Copy everything in the data below exactly except the pictures.

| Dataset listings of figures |
## START
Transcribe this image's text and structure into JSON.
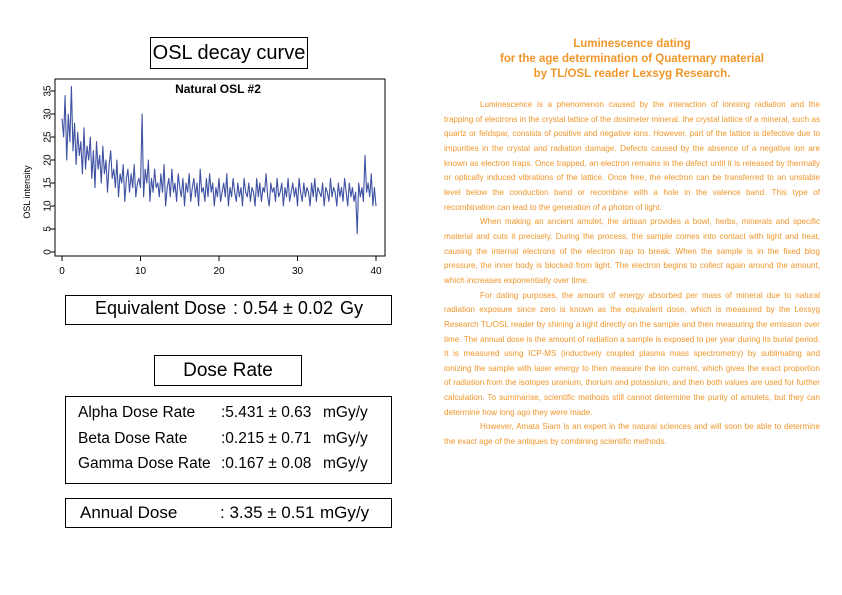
{
  "left": {
    "osl_title": "OSL decay curve",
    "equivalent_dose": {
      "label": "Equivalent Dose",
      "value": ": 0.54 ± 0.02",
      "unit": "Gy"
    },
    "dose_rate_title": "Dose Rate",
    "dose_rates": [
      {
        "label": "Alpha Dose Rate",
        "value": ":5.431 ± 0.63",
        "unit": "mGy/y"
      },
      {
        "label": "Beta Dose Rate",
        "value": ":0.215 ± 0.71",
        "unit": "mGy/y"
      },
      {
        "label": "Gamma Dose Rate",
        "value": ":0.167 ± 0.08",
        "unit": "mGy/y"
      }
    ],
    "annual_dose": {
      "label": "Annual Dose",
      "value": ": 3.35 ± 0.51",
      "unit": "mGy/y"
    }
  },
  "right": {
    "title_lines": [
      "Luminescence dating",
      "for the age determination of Quaternary material",
      "by TL/OSL reader Lexsyg Research."
    ],
    "paragraphs": [
      "Luminescence is a phenomenon caused by the interaction of ionising radiation and the trapping of electrons in the crystal lattice of the dosimeter mineral. the crystal lattice of a mineral, such as quartz or feldspar, consists of positive and negative ions. However, part of the lattice is defective due to impurities in the crystal and radiation damage. Defects caused by the absence of a negative ion are known as electron traps. Once trapped, an electron remains in the defect until it is released by thermally or optically induced vibrations of the lattice. Once free, the electron can be transferred to an unstable level below the conduction band or recombine with a hole in the valence band. This type of recombination can lead to the generation of a photon of light.",
      "When making an ancient amulet, the artisan provides a bowl, herbs, minerals and specific material and cuts it precisely. During the process, the sample comes into contact with light and heat, causing the internal electrons of the electron trap to break. When the sample is in the fixed blog pressure, the inner body is blocked from light. The electron begins to collect again around the amount, which increases exponentially over time.",
      "For dating purposes, the amount of energy absorbed per mass of mineral due to natural radiation exposure since zero is known as the equivalent dose, which is measured by the Lexsyg Research TL/OSL reader by shining a light directly on the sample and then measuring the emission over time. The annual dose is the amount of radiation a sample is exposed to per year during its burial period. It is measured using ICP-MS (inductively coupled plasma mass spectrometry) by sublimating and ionizing the sample with laser energy to then measure the ion current, which gives the exact proportion of radiation from the isotopes uranium, thorium and potassium, and then both values are used for further calculation. To summarise, scientific methods still cannot determine the purity of amulets, but they can determine how long ago they were made.",
      "However, Amata Siam is an expert in the natural sciences and will soon be able to determine the exact age of the antiques by combining scientific methods."
    ]
  },
  "chart_data": {
    "type": "line",
    "title": "Natural OSL #2",
    "xlabel": "",
    "ylabel": "OSL intensity",
    "xlim": [
      0,
      40
    ],
    "ylim": [
      0,
      35
    ],
    "xticks": [
      0,
      10,
      20,
      30,
      40
    ],
    "yticks": [
      0,
      5,
      10,
      15,
      20,
      25,
      30,
      35
    ],
    "grid": false,
    "line_color": "#3f51a3",
    "series": [
      {
        "x": [
          0.0,
          0.2,
          0.4,
          0.6,
          0.8,
          1.0,
          1.2,
          1.4,
          1.6,
          1.8,
          2.0,
          2.2,
          2.4,
          2.6,
          2.8,
          3.0,
          3.2,
          3.4,
          3.6,
          3.8,
          4.0,
          4.2,
          4.4,
          4.6,
          4.8,
          5.0,
          5.2,
          5.4,
          5.6,
          5.8,
          6.0,
          6.2,
          6.4,
          6.6,
          6.8,
          7.0,
          7.2,
          7.4,
          7.6,
          7.8,
          8.0,
          8.2,
          8.4,
          8.6,
          8.8,
          9.0,
          9.2,
          9.4,
          9.6,
          9.8,
          10.0,
          10.2,
          10.4,
          10.6,
          10.8,
          11.0,
          11.2,
          11.4,
          11.6,
          11.8,
          12.0,
          12.2,
          12.4,
          12.6,
          12.8,
          13.0,
          13.2,
          13.4,
          13.6,
          13.8,
          14.0,
          14.2,
          14.4,
          14.6,
          14.8,
          15.0,
          15.2,
          15.4,
          15.6,
          15.8,
          16.0,
          16.2,
          16.4,
          16.6,
          16.8,
          17.0,
          17.2,
          17.4,
          17.6,
          17.8,
          18.0,
          18.2,
          18.4,
          18.6,
          18.8,
          19.0,
          19.2,
          19.4,
          19.6,
          19.8,
          20.0,
          20.2,
          20.4,
          20.6,
          20.8,
          21.0,
          21.2,
          21.4,
          21.6,
          21.8,
          22.0,
          22.2,
          22.4,
          22.6,
          22.8,
          23.0,
          23.2,
          23.4,
          23.6,
          23.8,
          24.0,
          24.2,
          24.4,
          24.6,
          24.8,
          25.0,
          25.2,
          25.4,
          25.6,
          25.8,
          26.0,
          26.2,
          26.4,
          26.6,
          26.8,
          27.0,
          27.2,
          27.4,
          27.6,
          27.8,
          28.0,
          28.2,
          28.4,
          28.6,
          28.8,
          29.0,
          29.2,
          29.4,
          29.6,
          29.8,
          30.0,
          30.2,
          30.4,
          30.6,
          30.8,
          31.0,
          31.2,
          31.4,
          31.6,
          31.8,
          32.0,
          32.2,
          32.4,
          32.6,
          32.8,
          33.0,
          33.2,
          33.4,
          33.6,
          33.8,
          34.0,
          34.2,
          34.4,
          34.6,
          34.8,
          35.0,
          35.2,
          35.4,
          35.6,
          35.8,
          36.0,
          36.2,
          36.4,
          36.6,
          36.8,
          37.0,
          37.2,
          37.4,
          37.6,
          37.8,
          38.0,
          38.2,
          38.4,
          38.6,
          38.8,
          39.0,
          39.2,
          39.4,
          39.6,
          39.8,
          40.0
        ],
        "y": [
          29,
          25,
          34,
          20,
          30,
          24,
          36,
          22,
          28,
          19,
          26,
          21,
          24,
          17,
          27,
          18,
          23,
          20,
          25,
          16,
          22,
          14,
          24,
          18,
          21,
          15,
          23,
          17,
          20,
          13,
          19,
          22,
          16,
          18,
          14,
          20,
          12,
          17,
          15,
          19,
          11,
          16,
          18,
          13,
          17,
          14,
          19,
          12,
          15,
          16,
          14,
          30,
          12,
          18,
          15,
          20,
          11,
          16,
          13,
          18,
          14,
          15,
          12,
          17,
          13,
          19,
          10,
          14,
          16,
          12,
          18,
          13,
          15,
          11,
          17,
          14,
          12,
          16,
          10,
          15,
          13,
          17,
          11,
          14,
          16,
          12,
          15,
          10,
          18,
          13,
          14,
          11,
          16,
          12,
          17,
          13,
          15,
          10,
          14,
          12,
          16,
          11,
          13,
          15,
          12,
          17,
          10,
          14,
          12,
          16,
          13,
          11,
          15,
          12,
          14,
          10,
          16,
          13,
          12,
          15,
          11,
          14,
          13,
          10,
          16,
          12,
          15,
          11,
          14,
          13,
          17,
          12,
          10,
          15,
          13,
          14,
          11,
          16,
          12,
          13,
          15,
          10,
          14,
          12,
          16,
          11,
          13,
          15,
          12,
          14,
          10,
          16,
          13,
          11,
          15,
          12,
          14,
          13,
          10,
          15,
          12,
          16,
          11,
          14,
          13,
          12,
          15,
          10,
          14,
          13,
          11,
          16,
          12,
          14,
          13,
          10,
          15,
          12,
          14,
          11,
          16,
          13,
          10,
          15,
          12,
          14,
          11,
          13,
          4,
          15,
          12,
          14,
          11,
          21,
          13,
          15,
          12,
          17,
          10,
          14,
          10
        ]
      }
    ]
  }
}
## END
| Written response |
Transcribe this image's text and structure into JSON.
{
  "left": {
    "osl_title": "OSL decay curve",
    "equivalent_dose": {
      "label": "Equivalent Dose",
      "value": ": 0.54 ± 0.02",
      "unit": "Gy"
    },
    "dose_rate_title": "Dose Rate",
    "dose_rates": [
      {
        "label": "Alpha Dose Rate",
        "value": ":5.431 ± 0.63",
        "unit": "mGy/y"
      },
      {
        "label": "Beta Dose Rate",
        "value": ":0.215 ± 0.71",
        "unit": "mGy/y"
      },
      {
        "label": "Gamma Dose Rate",
        "value": ":0.167 ± 0.08",
        "unit": "mGy/y"
      }
    ],
    "annual_dose": {
      "label": "Annual Dose",
      "value": ": 3.35 ± 0.51",
      "unit": "mGy/y"
    }
  },
  "right": {
    "title_lines": [
      "Luminescence dating",
      "for the age determination of Quaternary material",
      "by TL/OSL reader Lexsyg Research."
    ],
    "paragraphs": [
      "Luminescence is a phenomenon caused by the interaction of ionising radiation and the trapping of electrons in the crystal lattice of the dosimeter mineral. the crystal lattice of a mineral, such as quartz or feldspar, consists of positive and negative ions. However, part of the lattice is defective due to impurities in the crystal and radiation damage. Defects caused by the absence of a negative ion are known as electron traps. Once trapped, an electron remains in the defect until it is released by thermally or optically induced vibrations of the lattice. Once free, the electron can be transferred to an unstable level below the conduction band or recombine with a hole in the valence band. This type of recombination can lead to the generation of a photon of light.",
      "When making an ancient amulet, the artisan provides a bowl, herbs, minerals and specific material and cuts it precisely. During the process, the sample comes into contact with light and heat, causing the internal electrons of the electron trap to break. When the sample is in the fixed blog pressure, the inner body is blocked from light. The electron begins to collect again around the amount, which increases exponentially over time.",
      "For dating purposes, the amount of energy absorbed per mass of mineral due to natural radiation exposure since zero is known as the equivalent dose, which is measured by the Lexsyg Research TL/OSL reader by shining a light directly on the sample and then measuring the emission over time. The annual dose is the amount of radiation a sample is exposed to per year during its burial period. It is measured using ICP-MS (inductively coupled plasma mass spectrometry) by sublimating and ionizing the sample with laser energy to then measure the ion current, which gives the exact proportion of radiation from the isotopes uranium, thorium and potassium, and then both values are used for further calculation. To summarise, scientific methods still cannot determine the purity of amulets, but they can determine how long ago they were made.",
      "However, Amata Siam is an expert in the natural sciences and will soon be able to determine the exact age of the antiques by combining scientific methods."
    ]
  },
  "chart_data": {
    "type": "line",
    "title": "Natural OSL #2",
    "xlabel": "",
    "ylabel": "OSL intensity",
    "xlim": [
      0,
      40
    ],
    "ylim": [
      0,
      35
    ],
    "xticks": [
      0,
      10,
      20,
      30,
      40
    ],
    "yticks": [
      0,
      5,
      10,
      15,
      20,
      25,
      30,
      35
    ],
    "grid": false,
    "line_color": "#3f51a3",
    "series": [
      {
        "x": [
          0.0,
          0.2,
          0.4,
          0.6,
          0.8,
          1.0,
          1.2,
          1.4,
          1.6,
          1.8,
          2.0,
          2.2,
          2.4,
          2.6,
          2.8,
          3.0,
          3.2,
          3.4,
          3.6,
          3.8,
          4.0,
          4.2,
          4.4,
          4.6,
          4.8,
          5.0,
          5.2,
          5.4,
          5.6,
          5.8,
          6.0,
          6.2,
          6.4,
          6.6,
          6.8,
          7.0,
          7.2,
          7.4,
          7.6,
          7.8,
          8.0,
          8.2,
          8.4,
          8.6,
          8.8,
          9.0,
          9.2,
          9.4,
          9.6,
          9.8,
          10.0,
          10.2,
          10.4,
          10.6,
          10.8,
          11.0,
          11.2,
          11.4,
          11.6,
          11.8,
          12.0,
          12.2,
          12.4,
          12.6,
          12.8,
          13.0,
          13.2,
          13.4,
          13.6,
          13.8,
          14.0,
          14.2,
          14.4,
          14.6,
          14.8,
          15.0,
          15.2,
          15.4,
          15.6,
          15.8,
          16.0,
          16.2,
          16.4,
          16.6,
          16.8,
          17.0,
          17.2,
          17.4,
          17.6,
          17.8,
          18.0,
          18.2,
          18.4,
          18.6,
          18.8,
          19.0,
          19.2,
          19.4,
          19.6,
          19.8,
          20.0,
          20.2,
          20.4,
          20.6,
          20.8,
          21.0,
          21.2,
          21.4,
          21.6,
          21.8,
          22.0,
          22.2,
          22.4,
          22.6,
          22.8,
          23.0,
          23.2,
          23.4,
          23.6,
          23.8,
          24.0,
          24.2,
          24.4,
          24.6,
          24.8,
          25.0,
          25.2,
          25.4,
          25.6,
          25.8,
          26.0,
          26.2,
          26.4,
          26.6,
          26.8,
          27.0,
          27.2,
          27.4,
          27.6,
          27.8,
          28.0,
          28.2,
          28.4,
          28.6,
          28.8,
          29.0,
          29.2,
          29.4,
          29.6,
          29.8,
          30.0,
          30.2,
          30.4,
          30.6,
          30.8,
          31.0,
          31.2,
          31.4,
          31.6,
          31.8,
          32.0,
          32.2,
          32.4,
          32.6,
          32.8,
          33.0,
          33.2,
          33.4,
          33.6,
          33.8,
          34.0,
          34.2,
          34.4,
          34.6,
          34.8,
          35.0,
          35.2,
          35.4,
          35.6,
          35.8,
          36.0,
          36.2,
          36.4,
          36.6,
          36.8,
          37.0,
          37.2,
          37.4,
          37.6,
          37.8,
          38.0,
          38.2,
          38.4,
          38.6,
          38.8,
          39.0,
          39.2,
          39.4,
          39.6,
          39.8,
          40.0
        ],
        "y": [
          29,
          25,
          34,
          20,
          30,
          24,
          36,
          22,
          28,
          19,
          26,
          21,
          24,
          17,
          27,
          18,
          23,
          20,
          25,
          16,
          22,
          14,
          24,
          18,
          21,
          15,
          23,
          17,
          20,
          13,
          19,
          22,
          16,
          18,
          14,
          20,
          12,
          17,
          15,
          19,
          11,
          16,
          18,
          13,
          17,
          14,
          19,
          12,
          15,
          16,
          14,
          30,
          12,
          18,
          15,
          20,
          11,
          16,
          13,
          18,
          14,
          15,
          12,
          17,
          13,
          19,
          10,
          14,
          16,
          12,
          18,
          13,
          15,
          11,
          17,
          14,
          12,
          16,
          10,
          15,
          13,
          17,
          11,
          14,
          16,
          12,
          15,
          10,
          18,
          13,
          14,
          11,
          16,
          12,
          17,
          13,
          15,
          10,
          14,
          12,
          16,
          11,
          13,
          15,
          12,
          17,
          10,
          14,
          12,
          16,
          13,
          11,
          15,
          12,
          14,
          10,
          16,
          13,
          12,
          15,
          11,
          14,
          13,
          10,
          16,
          12,
          15,
          11,
          14,
          13,
          17,
          12,
          10,
          15,
          13,
          14,
          11,
          16,
          12,
          13,
          15,
          10,
          14,
          12,
          16,
          11,
          13,
          15,
          12,
          14,
          10,
          16,
          13,
          11,
          15,
          12,
          14,
          13,
          10,
          15,
          12,
          16,
          11,
          14,
          13,
          12,
          15,
          10,
          14,
          13,
          11,
          16,
          12,
          14,
          13,
          10,
          15,
          12,
          14,
          11,
          16,
          13,
          10,
          15,
          12,
          14,
          11,
          13,
          4,
          15,
          12,
          14,
          11,
          21,
          13,
          15,
          12,
          17,
          10,
          14,
          10
        ]
      }
    ]
  }
}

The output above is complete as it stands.